#### Required work
Compile every line that includes the word "values".

(Records from a data source)
◇ ◇ ◇

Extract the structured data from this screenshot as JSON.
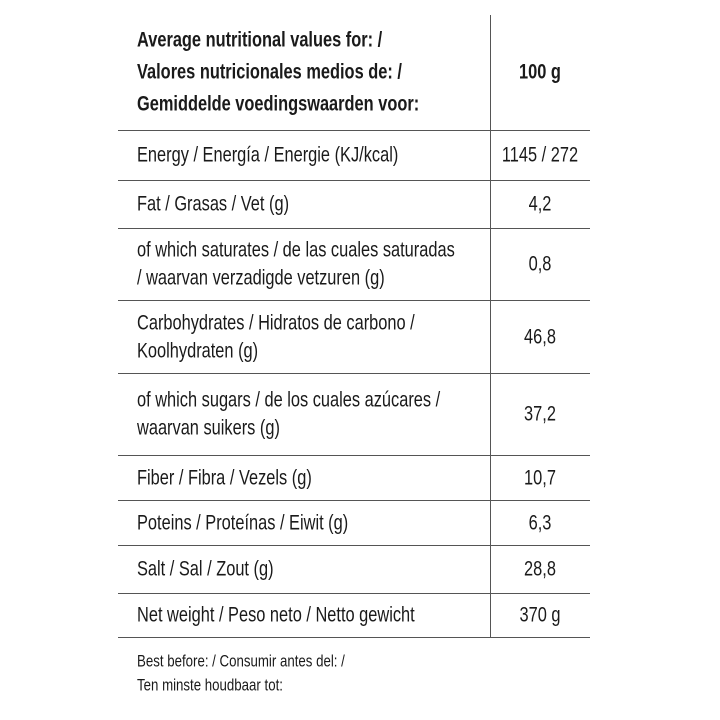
{
  "header": {
    "title": [
      "Average nutritional values for: /",
      "Valores nutricionales medios de: /",
      "Gemiddelde voedingswaarden voor:"
    ],
    "column": "100 g"
  },
  "rows": [
    {
      "label": [
        "Energy / Energía / Energie (KJ/kcal)"
      ],
      "value": "1145 / 272"
    },
    {
      "label": [
        "Fat / Grasas / Vet (g)"
      ],
      "value": "4,2"
    },
    {
      "label": [
        "of which saturates / de las cuales saturadas",
        "/ waarvan verzadigde vetzuren (g)"
      ],
      "value": "0,8"
    },
    {
      "label": [
        "Carbohydrates / Hidratos de carbono /",
        "Koolhydraten (g)"
      ],
      "value": "46,8"
    },
    {
      "label": [
        "of which sugars  / de los cuales azúcares /",
        "waarvan suikers (g)"
      ],
      "value": "37,2"
    },
    {
      "label": [
        "Fiber / Fibra / Vezels (g)"
      ],
      "value": "10,7"
    },
    {
      "label": [
        "Poteins / Proteínas / Eiwit (g)"
      ],
      "value": "6,3"
    },
    {
      "label": [
        "Salt / Sal / Zout (g)"
      ],
      "value": "28,8"
    },
    {
      "label": [
        "Net weight / Peso neto / Netto gewicht"
      ],
      "value": "370 g"
    }
  ],
  "footer": [
    "Best before: / Consumir antes del: /",
    "Ten minste houdbaar tot:"
  ]
}
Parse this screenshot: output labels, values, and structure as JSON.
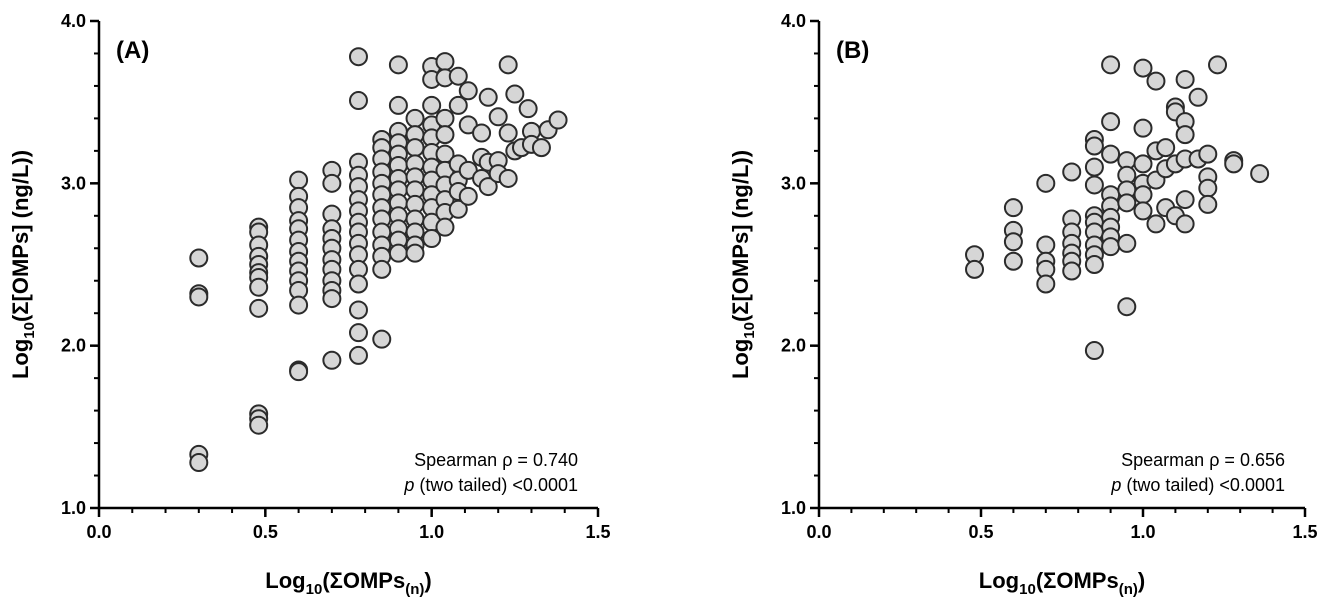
{
  "chart_data": [
    {
      "type": "scatter",
      "panel_label": "(A)",
      "xlim": [
        0.0,
        1.5
      ],
      "ylim": [
        1.0,
        4.0
      ],
      "x_ticks": [
        "0.0",
        "0.5",
        "1.0",
        "1.5"
      ],
      "y_ticks": [
        "1.0",
        "2.0",
        "3.0",
        "4.0"
      ],
      "xlabel": {
        "prefix": "Log",
        "sub": "10",
        "main": "(ΣOMPs",
        "sub2": "(n)",
        "close": ")"
      },
      "ylabel": {
        "prefix": "Log",
        "sub": "10",
        "main": "(Σ[OMPs] (ng/L))"
      },
      "stats": {
        "line1": "Spearman ρ = 0.740",
        "line2_italic": "p",
        "line2_rest": " (two tailed) <0.0001"
      },
      "point_fill": "#d6d6d6",
      "point_stroke": "#2b2b2b",
      "points": [
        [
          0.3,
          2.54
        ],
        [
          0.3,
          2.32
        ],
        [
          0.3,
          2.3
        ],
        [
          0.3,
          1.33
        ],
        [
          0.3,
          1.28
        ],
        [
          0.48,
          2.73
        ],
        [
          0.48,
          2.7
        ],
        [
          0.48,
          2.62
        ],
        [
          0.48,
          2.55
        ],
        [
          0.48,
          2.5
        ],
        [
          0.48,
          2.45
        ],
        [
          0.48,
          2.42
        ],
        [
          0.48,
          2.36
        ],
        [
          0.48,
          2.23
        ],
        [
          0.48,
          1.58
        ],
        [
          0.48,
          1.55
        ],
        [
          0.48,
          1.51
        ],
        [
          0.6,
          3.02
        ],
        [
          0.6,
          2.92
        ],
        [
          0.6,
          2.85
        ],
        [
          0.6,
          2.77
        ],
        [
          0.6,
          2.72
        ],
        [
          0.6,
          2.65
        ],
        [
          0.6,
          2.58
        ],
        [
          0.6,
          2.52
        ],
        [
          0.6,
          2.46
        ],
        [
          0.6,
          2.4
        ],
        [
          0.6,
          2.34
        ],
        [
          0.6,
          2.25
        ],
        [
          0.6,
          1.85
        ],
        [
          0.6,
          1.84
        ],
        [
          0.7,
          3.08
        ],
        [
          0.7,
          3.0
        ],
        [
          0.7,
          2.81
        ],
        [
          0.7,
          2.72
        ],
        [
          0.7,
          2.66
        ],
        [
          0.7,
          2.6
        ],
        [
          0.7,
          2.53
        ],
        [
          0.7,
          2.47
        ],
        [
          0.7,
          2.4
        ],
        [
          0.7,
          2.34
        ],
        [
          0.7,
          2.29
        ],
        [
          0.7,
          1.91
        ],
        [
          0.78,
          3.78
        ],
        [
          0.78,
          3.51
        ],
        [
          0.78,
          3.13
        ],
        [
          0.78,
          3.05
        ],
        [
          0.78,
          2.98
        ],
        [
          0.78,
          2.9
        ],
        [
          0.78,
          2.83
        ],
        [
          0.78,
          2.76
        ],
        [
          0.78,
          2.7
        ],
        [
          0.78,
          2.63
        ],
        [
          0.78,
          2.56
        ],
        [
          0.78,
          2.47
        ],
        [
          0.78,
          2.38
        ],
        [
          0.78,
          2.22
        ],
        [
          0.78,
          2.08
        ],
        [
          0.78,
          1.94
        ],
        [
          0.85,
          3.27
        ],
        [
          0.85,
          3.22
        ],
        [
          0.85,
          3.15
        ],
        [
          0.85,
          3.07
        ],
        [
          0.85,
          3.0
        ],
        [
          0.85,
          2.93
        ],
        [
          0.85,
          2.85
        ],
        [
          0.85,
          2.78
        ],
        [
          0.85,
          2.7
        ],
        [
          0.85,
          2.62
        ],
        [
          0.85,
          2.55
        ],
        [
          0.85,
          2.47
        ],
        [
          0.85,
          2.04
        ],
        [
          0.9,
          3.73
        ],
        [
          0.9,
          3.48
        ],
        [
          0.9,
          3.32
        ],
        [
          0.9,
          3.25
        ],
        [
          0.9,
          3.18
        ],
        [
          0.9,
          3.11
        ],
        [
          0.9,
          3.03
        ],
        [
          0.9,
          2.96
        ],
        [
          0.9,
          2.88
        ],
        [
          0.9,
          2.8
        ],
        [
          0.9,
          2.72
        ],
        [
          0.9,
          2.65
        ],
        [
          0.9,
          2.57
        ],
        [
          0.95,
          3.4
        ],
        [
          0.95,
          3.3
        ],
        [
          0.95,
          3.22
        ],
        [
          0.95,
          3.12
        ],
        [
          0.95,
          3.04
        ],
        [
          0.95,
          2.96
        ],
        [
          0.95,
          2.87
        ],
        [
          0.95,
          2.78
        ],
        [
          0.95,
          2.7
        ],
        [
          0.95,
          2.62
        ],
        [
          0.95,
          2.57
        ],
        [
          1.0,
          3.72
        ],
        [
          1.0,
          3.64
        ],
        [
          1.0,
          3.48
        ],
        [
          1.0,
          3.36
        ],
        [
          1.0,
          3.28
        ],
        [
          1.0,
          3.19
        ],
        [
          1.0,
          3.1
        ],
        [
          1.0,
          3.02
        ],
        [
          1.0,
          2.93
        ],
        [
          1.0,
          2.85
        ],
        [
          1.0,
          2.76
        ],
        [
          1.0,
          2.66
        ],
        [
          1.04,
          3.75
        ],
        [
          1.04,
          3.65
        ],
        [
          1.04,
          3.4
        ],
        [
          1.04,
          3.3
        ],
        [
          1.04,
          3.18
        ],
        [
          1.04,
          3.08
        ],
        [
          1.04,
          2.99
        ],
        [
          1.04,
          2.9
        ],
        [
          1.04,
          2.82
        ],
        [
          1.04,
          2.73
        ],
        [
          1.08,
          3.66
        ],
        [
          1.08,
          3.48
        ],
        [
          1.08,
          3.12
        ],
        [
          1.08,
          3.02
        ],
        [
          1.08,
          2.95
        ],
        [
          1.08,
          2.84
        ],
        [
          1.11,
          3.57
        ],
        [
          1.11,
          3.36
        ],
        [
          1.11,
          3.08
        ],
        [
          1.11,
          2.92
        ],
        [
          1.15,
          3.31
        ],
        [
          1.15,
          3.16
        ],
        [
          1.15,
          3.03
        ],
        [
          1.17,
          3.53
        ],
        [
          1.17,
          3.13
        ],
        [
          1.17,
          2.98
        ],
        [
          1.2,
          3.41
        ],
        [
          1.2,
          3.14
        ],
        [
          1.2,
          3.06
        ],
        [
          1.23,
          3.73
        ],
        [
          1.23,
          3.31
        ],
        [
          1.23,
          3.03
        ],
        [
          1.25,
          3.55
        ],
        [
          1.25,
          3.2
        ],
        [
          1.27,
          3.22
        ],
        [
          1.29,
          3.46
        ],
        [
          1.3,
          3.32
        ],
        [
          1.3,
          3.24
        ],
        [
          1.33,
          3.22
        ],
        [
          1.35,
          3.33
        ],
        [
          1.38,
          3.39
        ]
      ]
    },
    {
      "type": "scatter",
      "panel_label": "(B)",
      "xlim": [
        0.0,
        1.5
      ],
      "ylim": [
        1.0,
        4.0
      ],
      "x_ticks": [
        "0.0",
        "0.5",
        "1.0",
        "1.5"
      ],
      "y_ticks": [
        "1.0",
        "2.0",
        "3.0",
        "4.0"
      ],
      "xlabel": {
        "prefix": "Log",
        "sub": "10",
        "main": "(ΣOMPs",
        "sub2": "(n)",
        "close": ")"
      },
      "ylabel": {
        "prefix": "Log",
        "sub": "10",
        "main": "(Σ[OMPs] (ng/L))"
      },
      "stats": {
        "line1": "Spearman ρ = 0.656",
        "line2_italic": "p",
        "line2_rest": " (two tailed) <0.0001"
      },
      "point_fill": "#d6d6d6",
      "point_stroke": "#2b2b2b",
      "points": [
        [
          0.48,
          2.56
        ],
        [
          0.48,
          2.47
        ],
        [
          0.6,
          2.85
        ],
        [
          0.6,
          2.71
        ],
        [
          0.6,
          2.64
        ],
        [
          0.6,
          2.52
        ],
        [
          0.7,
          3.0
        ],
        [
          0.7,
          2.62
        ],
        [
          0.7,
          2.52
        ],
        [
          0.7,
          2.47
        ],
        [
          0.7,
          2.38
        ],
        [
          0.78,
          3.07
        ],
        [
          0.78,
          2.78
        ],
        [
          0.78,
          2.7
        ],
        [
          0.78,
          2.63
        ],
        [
          0.78,
          2.57
        ],
        [
          0.78,
          2.52
        ],
        [
          0.78,
          2.46
        ],
        [
          0.85,
          3.27
        ],
        [
          0.85,
          3.23
        ],
        [
          0.85,
          3.1
        ],
        [
          0.85,
          2.99
        ],
        [
          0.85,
          2.8
        ],
        [
          0.85,
          2.76
        ],
        [
          0.85,
          2.7
        ],
        [
          0.85,
          2.62
        ],
        [
          0.85,
          2.56
        ],
        [
          0.85,
          2.5
        ],
        [
          0.85,
          1.97
        ],
        [
          0.9,
          3.73
        ],
        [
          0.9,
          3.38
        ],
        [
          0.9,
          3.18
        ],
        [
          0.9,
          2.93
        ],
        [
          0.9,
          2.86
        ],
        [
          0.9,
          2.79
        ],
        [
          0.9,
          2.73
        ],
        [
          0.9,
          2.67
        ],
        [
          0.9,
          2.61
        ],
        [
          0.95,
          3.14
        ],
        [
          0.95,
          3.05
        ],
        [
          0.95,
          2.96
        ],
        [
          0.95,
          2.88
        ],
        [
          0.95,
          2.63
        ],
        [
          0.95,
          2.24
        ],
        [
          1.0,
          3.71
        ],
        [
          1.0,
          3.34
        ],
        [
          1.0,
          3.12
        ],
        [
          1.0,
          3.0
        ],
        [
          1.0,
          2.93
        ],
        [
          1.0,
          2.83
        ],
        [
          1.04,
          3.63
        ],
        [
          1.04,
          3.2
        ],
        [
          1.04,
          3.02
        ],
        [
          1.04,
          2.75
        ],
        [
          1.07,
          3.22
        ],
        [
          1.07,
          3.09
        ],
        [
          1.07,
          2.85
        ],
        [
          1.1,
          3.47
        ],
        [
          1.1,
          3.44
        ],
        [
          1.1,
          3.12
        ],
        [
          1.1,
          2.8
        ],
        [
          1.13,
          3.64
        ],
        [
          1.13,
          3.38
        ],
        [
          1.13,
          3.3
        ],
        [
          1.13,
          3.15
        ],
        [
          1.13,
          2.9
        ],
        [
          1.13,
          2.75
        ],
        [
          1.17,
          3.53
        ],
        [
          1.17,
          3.15
        ],
        [
          1.2,
          3.18
        ],
        [
          1.2,
          3.04
        ],
        [
          1.2,
          2.97
        ],
        [
          1.2,
          2.87
        ],
        [
          1.23,
          3.73
        ],
        [
          1.28,
          3.14
        ],
        [
          1.28,
          3.12
        ],
        [
          1.36,
          3.06
        ]
      ]
    }
  ]
}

◇ ◇ ◇

#### Exercise result
      "Average nutritional values for: /",
Parse this screenshot: output labels, values, and structure as JSON.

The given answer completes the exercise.